• Short exercise: For every line in the records that has the word "this", make a copy.

(Collected data entries)
--- Start ---

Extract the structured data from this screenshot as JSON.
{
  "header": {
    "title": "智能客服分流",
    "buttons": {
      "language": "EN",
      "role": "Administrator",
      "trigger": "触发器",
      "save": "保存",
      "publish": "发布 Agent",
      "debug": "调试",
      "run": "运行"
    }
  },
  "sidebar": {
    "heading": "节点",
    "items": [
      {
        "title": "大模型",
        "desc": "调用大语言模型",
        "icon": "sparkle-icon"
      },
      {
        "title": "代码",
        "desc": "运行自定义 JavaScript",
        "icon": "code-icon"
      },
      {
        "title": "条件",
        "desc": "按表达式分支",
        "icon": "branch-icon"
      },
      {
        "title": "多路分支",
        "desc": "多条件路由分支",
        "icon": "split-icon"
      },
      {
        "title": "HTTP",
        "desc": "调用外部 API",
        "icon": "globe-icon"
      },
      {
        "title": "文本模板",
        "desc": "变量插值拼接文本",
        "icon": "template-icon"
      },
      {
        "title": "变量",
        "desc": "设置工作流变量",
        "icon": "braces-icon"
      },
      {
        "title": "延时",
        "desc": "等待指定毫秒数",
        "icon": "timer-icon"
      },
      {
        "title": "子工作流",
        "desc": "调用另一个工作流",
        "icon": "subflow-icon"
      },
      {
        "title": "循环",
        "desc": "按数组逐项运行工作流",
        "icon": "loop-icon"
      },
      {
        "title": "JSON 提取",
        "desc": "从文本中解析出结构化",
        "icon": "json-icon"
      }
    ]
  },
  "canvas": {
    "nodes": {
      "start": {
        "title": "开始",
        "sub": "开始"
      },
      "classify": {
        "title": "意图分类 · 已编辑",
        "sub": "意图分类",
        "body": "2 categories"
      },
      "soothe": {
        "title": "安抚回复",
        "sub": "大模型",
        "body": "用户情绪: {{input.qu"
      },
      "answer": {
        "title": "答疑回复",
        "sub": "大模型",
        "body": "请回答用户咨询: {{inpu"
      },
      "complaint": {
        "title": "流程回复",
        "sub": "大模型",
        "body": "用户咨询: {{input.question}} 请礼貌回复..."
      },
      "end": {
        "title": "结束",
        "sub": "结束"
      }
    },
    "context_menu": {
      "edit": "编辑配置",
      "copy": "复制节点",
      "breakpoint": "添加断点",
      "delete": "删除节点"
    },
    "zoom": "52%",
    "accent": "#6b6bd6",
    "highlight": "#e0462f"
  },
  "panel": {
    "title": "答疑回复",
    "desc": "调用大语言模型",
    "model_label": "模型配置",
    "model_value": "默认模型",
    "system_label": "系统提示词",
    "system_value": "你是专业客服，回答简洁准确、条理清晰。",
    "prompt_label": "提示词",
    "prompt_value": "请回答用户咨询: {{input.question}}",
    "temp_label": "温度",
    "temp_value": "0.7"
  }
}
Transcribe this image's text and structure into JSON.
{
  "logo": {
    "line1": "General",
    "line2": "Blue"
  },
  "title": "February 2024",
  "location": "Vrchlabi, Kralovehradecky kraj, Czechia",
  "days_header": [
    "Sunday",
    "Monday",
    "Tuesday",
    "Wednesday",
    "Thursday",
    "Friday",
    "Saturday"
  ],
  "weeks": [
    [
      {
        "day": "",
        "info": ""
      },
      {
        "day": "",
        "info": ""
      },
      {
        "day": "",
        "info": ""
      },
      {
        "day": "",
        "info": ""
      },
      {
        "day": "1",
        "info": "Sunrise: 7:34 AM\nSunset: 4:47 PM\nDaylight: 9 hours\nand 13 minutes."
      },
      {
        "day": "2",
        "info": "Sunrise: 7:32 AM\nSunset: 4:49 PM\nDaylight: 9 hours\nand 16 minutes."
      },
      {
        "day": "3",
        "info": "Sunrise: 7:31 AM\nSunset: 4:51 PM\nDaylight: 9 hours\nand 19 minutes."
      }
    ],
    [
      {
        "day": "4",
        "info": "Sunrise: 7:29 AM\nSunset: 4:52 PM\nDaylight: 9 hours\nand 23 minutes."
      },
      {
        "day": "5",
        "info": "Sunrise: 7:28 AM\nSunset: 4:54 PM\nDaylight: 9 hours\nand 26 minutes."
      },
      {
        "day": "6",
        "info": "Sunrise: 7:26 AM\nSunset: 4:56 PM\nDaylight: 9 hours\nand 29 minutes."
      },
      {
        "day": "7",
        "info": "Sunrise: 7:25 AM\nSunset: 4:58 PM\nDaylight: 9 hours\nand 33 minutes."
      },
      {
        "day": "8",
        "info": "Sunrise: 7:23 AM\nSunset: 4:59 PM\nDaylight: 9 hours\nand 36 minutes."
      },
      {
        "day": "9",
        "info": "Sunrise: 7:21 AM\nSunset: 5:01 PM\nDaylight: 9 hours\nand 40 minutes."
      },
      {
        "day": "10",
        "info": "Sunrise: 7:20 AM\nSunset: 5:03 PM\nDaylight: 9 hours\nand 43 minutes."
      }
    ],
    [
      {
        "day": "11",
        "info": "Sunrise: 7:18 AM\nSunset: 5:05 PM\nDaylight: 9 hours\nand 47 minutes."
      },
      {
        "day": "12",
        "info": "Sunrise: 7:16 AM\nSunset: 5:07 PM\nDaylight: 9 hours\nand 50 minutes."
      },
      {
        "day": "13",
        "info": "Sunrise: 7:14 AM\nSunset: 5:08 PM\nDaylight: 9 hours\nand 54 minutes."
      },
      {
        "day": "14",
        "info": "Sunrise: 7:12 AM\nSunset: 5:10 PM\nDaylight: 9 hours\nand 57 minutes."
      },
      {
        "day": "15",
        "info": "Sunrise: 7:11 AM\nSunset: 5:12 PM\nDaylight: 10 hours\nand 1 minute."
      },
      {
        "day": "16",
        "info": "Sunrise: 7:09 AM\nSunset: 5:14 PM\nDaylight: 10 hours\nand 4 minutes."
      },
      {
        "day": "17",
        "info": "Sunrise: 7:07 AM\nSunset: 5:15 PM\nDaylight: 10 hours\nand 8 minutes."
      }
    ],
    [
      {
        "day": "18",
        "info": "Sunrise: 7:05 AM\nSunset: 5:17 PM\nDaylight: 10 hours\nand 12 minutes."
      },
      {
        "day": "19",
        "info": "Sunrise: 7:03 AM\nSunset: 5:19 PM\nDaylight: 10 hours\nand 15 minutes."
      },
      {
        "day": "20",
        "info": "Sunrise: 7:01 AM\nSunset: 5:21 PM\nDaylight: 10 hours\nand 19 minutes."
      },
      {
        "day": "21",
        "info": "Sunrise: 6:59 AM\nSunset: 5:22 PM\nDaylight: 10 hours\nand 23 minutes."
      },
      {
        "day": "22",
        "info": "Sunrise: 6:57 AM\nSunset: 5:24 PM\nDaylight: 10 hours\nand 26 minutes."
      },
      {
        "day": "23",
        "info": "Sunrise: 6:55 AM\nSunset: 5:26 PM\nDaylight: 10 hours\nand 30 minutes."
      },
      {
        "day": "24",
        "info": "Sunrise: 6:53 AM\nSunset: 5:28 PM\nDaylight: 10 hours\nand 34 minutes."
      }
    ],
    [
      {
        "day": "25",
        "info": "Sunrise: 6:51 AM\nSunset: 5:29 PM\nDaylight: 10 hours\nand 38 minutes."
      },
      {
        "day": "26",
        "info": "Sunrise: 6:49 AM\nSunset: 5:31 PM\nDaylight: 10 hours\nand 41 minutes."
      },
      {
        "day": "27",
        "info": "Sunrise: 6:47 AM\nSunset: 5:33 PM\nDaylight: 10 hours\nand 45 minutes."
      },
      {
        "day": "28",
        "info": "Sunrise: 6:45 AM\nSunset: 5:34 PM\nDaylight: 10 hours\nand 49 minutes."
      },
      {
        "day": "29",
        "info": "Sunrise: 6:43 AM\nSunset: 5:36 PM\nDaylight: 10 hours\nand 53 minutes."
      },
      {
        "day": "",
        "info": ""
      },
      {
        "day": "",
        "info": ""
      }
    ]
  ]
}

--- End ---

• Finished answer:
Extract the structured data from this screenshot as JSON.
Transcribe this image's text and structure into JSON.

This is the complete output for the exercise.